WHAT IS ASKED.
Reproduce all entries word for word.

EXERCISE INPUT.
▼

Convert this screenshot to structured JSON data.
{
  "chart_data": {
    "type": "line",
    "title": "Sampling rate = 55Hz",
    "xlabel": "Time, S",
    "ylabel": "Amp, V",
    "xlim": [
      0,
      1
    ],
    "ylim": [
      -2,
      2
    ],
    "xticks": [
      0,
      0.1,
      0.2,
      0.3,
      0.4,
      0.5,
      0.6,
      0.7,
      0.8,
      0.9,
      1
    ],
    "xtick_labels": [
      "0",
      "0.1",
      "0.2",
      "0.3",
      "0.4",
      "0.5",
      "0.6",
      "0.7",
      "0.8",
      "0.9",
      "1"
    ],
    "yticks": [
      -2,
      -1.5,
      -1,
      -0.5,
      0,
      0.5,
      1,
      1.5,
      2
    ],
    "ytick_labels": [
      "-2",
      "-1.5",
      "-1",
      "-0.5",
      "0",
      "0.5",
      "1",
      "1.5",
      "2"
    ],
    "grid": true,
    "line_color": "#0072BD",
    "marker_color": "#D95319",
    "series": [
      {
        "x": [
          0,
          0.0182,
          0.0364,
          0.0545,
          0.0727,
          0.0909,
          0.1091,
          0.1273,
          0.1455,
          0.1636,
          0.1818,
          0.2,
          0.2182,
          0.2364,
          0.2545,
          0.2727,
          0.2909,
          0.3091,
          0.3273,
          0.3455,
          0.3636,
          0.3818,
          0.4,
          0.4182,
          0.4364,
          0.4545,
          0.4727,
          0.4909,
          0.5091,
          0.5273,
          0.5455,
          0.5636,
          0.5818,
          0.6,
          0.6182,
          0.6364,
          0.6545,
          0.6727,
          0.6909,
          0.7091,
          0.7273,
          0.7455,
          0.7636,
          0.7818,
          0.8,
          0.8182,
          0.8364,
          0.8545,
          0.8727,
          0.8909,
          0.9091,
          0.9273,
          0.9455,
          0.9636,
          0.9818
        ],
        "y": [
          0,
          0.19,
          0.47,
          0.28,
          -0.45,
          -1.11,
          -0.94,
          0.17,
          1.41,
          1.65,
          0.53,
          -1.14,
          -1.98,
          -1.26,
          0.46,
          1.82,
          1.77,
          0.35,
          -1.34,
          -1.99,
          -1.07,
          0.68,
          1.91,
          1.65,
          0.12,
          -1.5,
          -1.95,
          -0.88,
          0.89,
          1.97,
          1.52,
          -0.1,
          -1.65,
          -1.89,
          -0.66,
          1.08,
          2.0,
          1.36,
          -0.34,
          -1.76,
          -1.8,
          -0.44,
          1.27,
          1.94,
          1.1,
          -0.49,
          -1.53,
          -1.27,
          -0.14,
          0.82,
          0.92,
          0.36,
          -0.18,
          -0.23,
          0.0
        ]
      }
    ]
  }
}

▲

RESULT.
Convert this screenshot to structured JSON data.
{
  "chart_data": {
    "type": "line",
    "title": "Sampling rate = 55Hz",
    "xlabel": "Time, S",
    "ylabel": "Amp, V",
    "xlim": [
      0,
      1
    ],
    "ylim": [
      -2,
      2
    ],
    "xticks": [
      0,
      0.1,
      0.2,
      0.3,
      0.4,
      0.5,
      0.6,
      0.7,
      0.8,
      0.9,
      1
    ],
    "xtick_labels": [
      "0",
      "0.1",
      "0.2",
      "0.3",
      "0.4",
      "0.5",
      "0.6",
      "0.7",
      "0.8",
      "0.9",
      "1"
    ],
    "yticks": [
      -2,
      -1.5,
      -1,
      -0.5,
      0,
      0.5,
      1,
      1.5,
      2
    ],
    "ytick_labels": [
      "-2",
      "-1.5",
      "-1",
      "-0.5",
      "0",
      "0.5",
      "1",
      "1.5",
      "2"
    ],
    "grid": true,
    "line_color": "#0072BD",
    "marker_color": "#D95319",
    "series": [
      {
        "x": [
          0,
          0.0182,
          0.0364,
          0.0545,
          0.0727,
          0.0909,
          0.1091,
          0.1273,
          0.1455,
          0.1636,
          0.1818,
          0.2,
          0.2182,
          0.2364,
          0.2545,
          0.2727,
          0.2909,
          0.3091,
          0.3273,
          0.3455,
          0.3636,
          0.3818,
          0.4,
          0.4182,
          0.4364,
          0.4545,
          0.4727,
          0.4909,
          0.5091,
          0.5273,
          0.5455,
          0.5636,
          0.5818,
          0.6,
          0.6182,
          0.6364,
          0.6545,
          0.6727,
          0.6909,
          0.7091,
          0.7273,
          0.7455,
          0.7636,
          0.7818,
          0.8,
          0.8182,
          0.8364,
          0.8545,
          0.8727,
          0.8909,
          0.9091,
          0.9273,
          0.9455,
          0.9636,
          0.9818
        ],
        "y": [
          0,
          0.19,
          0.47,
          0.28,
          -0.45,
          -1.11,
          -0.94,
          0.17,
          1.41,
          1.65,
          0.53,
          -1.14,
          -1.98,
          -1.26,
          0.46,
          1.82,
          1.77,
          0.35,
          -1.34,
          -1.99,
          -1.07,
          0.68,
          1.91,
          1.65,
          0.12,
          -1.5,
          -1.95,
          -0.88,
          0.89,
          1.97,
          1.52,
          -0.1,
          -1.65,
          -1.89,
          -0.66,
          1.08,
          2.0,
          1.36,
          -0.34,
          -1.76,
          -1.8,
          -0.44,
          1.27,
          1.94,
          1.1,
          -0.49,
          -1.53,
          -1.27,
          -0.14,
          0.82,
          0.92,
          0.36,
          -0.18,
          -0.23,
          0.0
        ]
      }
    ]
  }
}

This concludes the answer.